*TASK INPUT*
** begin **

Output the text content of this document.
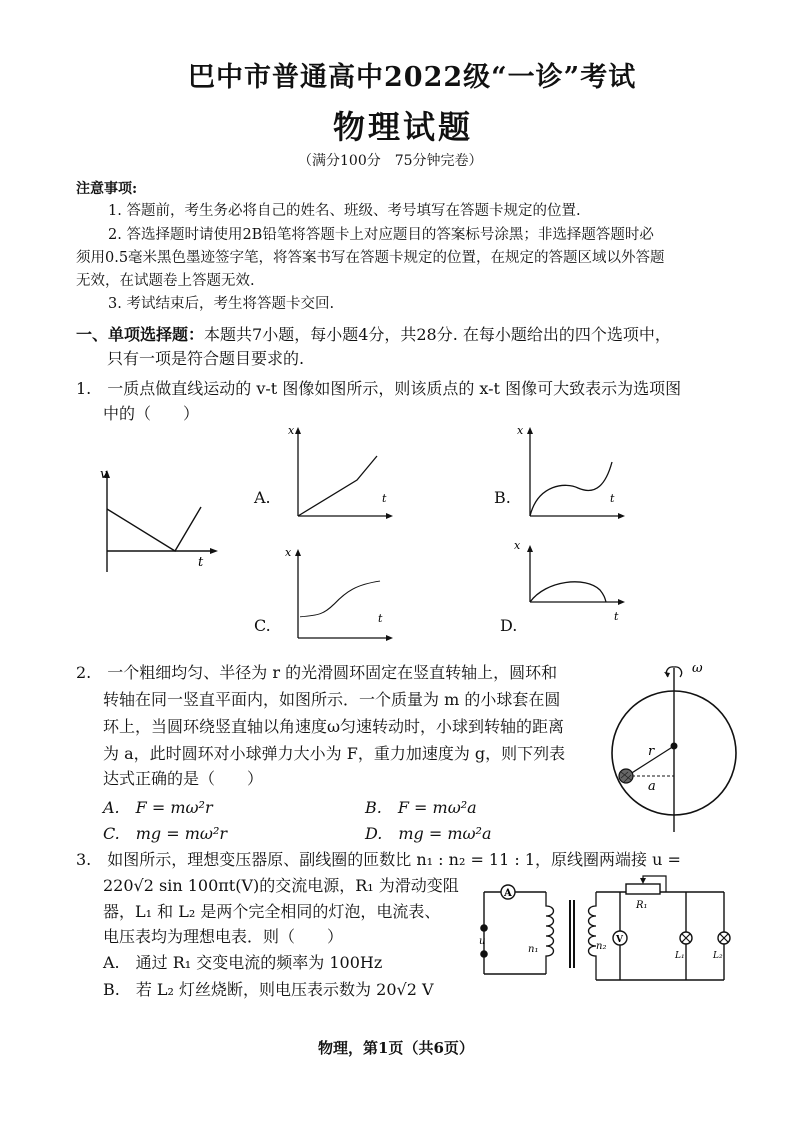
巴中市普通高中2022级“一诊”考试
物理试题
（满分100分　75分钟完卷）
注意事项:
1. 答题前，考生务必将自己的姓名、班级、考号填写在答题卡规定的位置.
2. 答选择题时请使用2B铅笔将答题卡上对应题目的答案标号涂黑；非选择题答题时必
须用0.5毫米黑色墨迹签字笔，将答案书写在答题卡规定的位置，在规定的答题区域以外答题
无效，在试题卷上答题无效.
3. 考试结束后，考生将答题卡交回.
一、单项选择题：本题共7小题，每小题4分，共28分. 在每小题给出的四个选项中，
只有一项是符合题目要求的.
1.　一质点做直线运动的 v-t 图像如图所示，则该质点的 x-t 图像可大致表示为选项图
中的（　　）
v
t
A.
x
t	B.
x
t
C.
x
t	D.
x
t
2.　一个粗细均匀、半径为 r 的光滑圆环固定在竖直转轴上，圆环和
转轴在同一竖直平面内，如图所示．一个质量为 m 的小球套在圆
环上，当圆环绕竖直轴以角速度ω匀速转动时，小球到转轴的距离
为 a，此时圆环对小球弹力大小为 F，重力加速度为 g，则下列表
达式正确的是（　　）
A.　F = mω²r	B.　F = mω²a
C.　mg = mω²r	D.　mg = mω²a
ω
r
a
3.　如图所示，理想变压器原、副线圈的匝数比 n₁ : n₂ = 11 : 1，原线圈两端接 u =
220√2 sin 100πt(V)的交流电源，R₁ 为滑动变阻
器，L₁ 和 L₂ 是两个完全相同的灯泡，电流表、
电压表均为理想电表．则（　　）
A.　通过 R₁ 交变电流的频率为 100Hz
B.　若 L₂ 灯丝烧断，则电压表示数为 20√2 V
A
u
n₁	n₂
V
R₁
L₁	L₂
物理，第1页（共6页）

** end **

*INSTRUCTIONS TO FOLLOW*
Write the lines above out again exactly, without any of their pictures.

*RESPONSE*
Output the text content of this document.
巴中市普通高中2022级“一诊”考试
物理试题
（满分100分　75分钟完卷）
注意事项:
1. 答题前，考生务必将自己的姓名、班级、考号填写在答题卡规定的位置.
2. 答选择题时请使用2B铅笔将答题卡上对应题目的答案标号涂黑；非选择题答题时必
须用0.5毫米黑色墨迹签字笔，将答案书写在答题卡规定的位置，在规定的答题区域以外答题
无效，在试题卷上答题无效.
3. 考试结束后，考生将答题卡交回.
一、单项选择题：本题共7小题，每小题4分，共28分. 在每小题给出的四个选项中，
只有一项是符合题目要求的.
1.　一质点做直线运动的 v-t 图像如图所示，则该质点的 x-t 图像可大致表示为选项图
中的（　　）
v
t
A.
x
t	B.
x
t
C.
x
t	D.
x
t
2.　一个粗细均匀、半径为 r 的光滑圆环固定在竖直转轴上，圆环和
转轴在同一竖直平面内，如图所示．一个质量为 m 的小球套在圆
环上，当圆环绕竖直轴以角速度ω匀速转动时，小球到转轴的距离
为 a，此时圆环对小球弹力大小为 F，重力加速度为 g，则下列表
达式正确的是（　　）
A.　F = mω²r	B.　F = mω²a
C.　mg = mω²r	D.　mg = mω²a
ω
r
a
3.　如图所示，理想变压器原、副线圈的匝数比 n₁ : n₂ = 11 : 1，原线圈两端接 u =
220√2 sin 100πt(V)的交流电源，R₁ 为滑动变阻
器，L₁ 和 L₂ 是两个完全相同的灯泡，电流表、
电压表均为理想电表．则（　　）
A.　通过 R₁ 交变电流的频率为 100Hz
B.　若 L₂ 灯丝烧断，则电压表示数为 20√2 V
A
u
n₁	n₂
V
R₁
L₁	L₂
物理，第1页（共6页）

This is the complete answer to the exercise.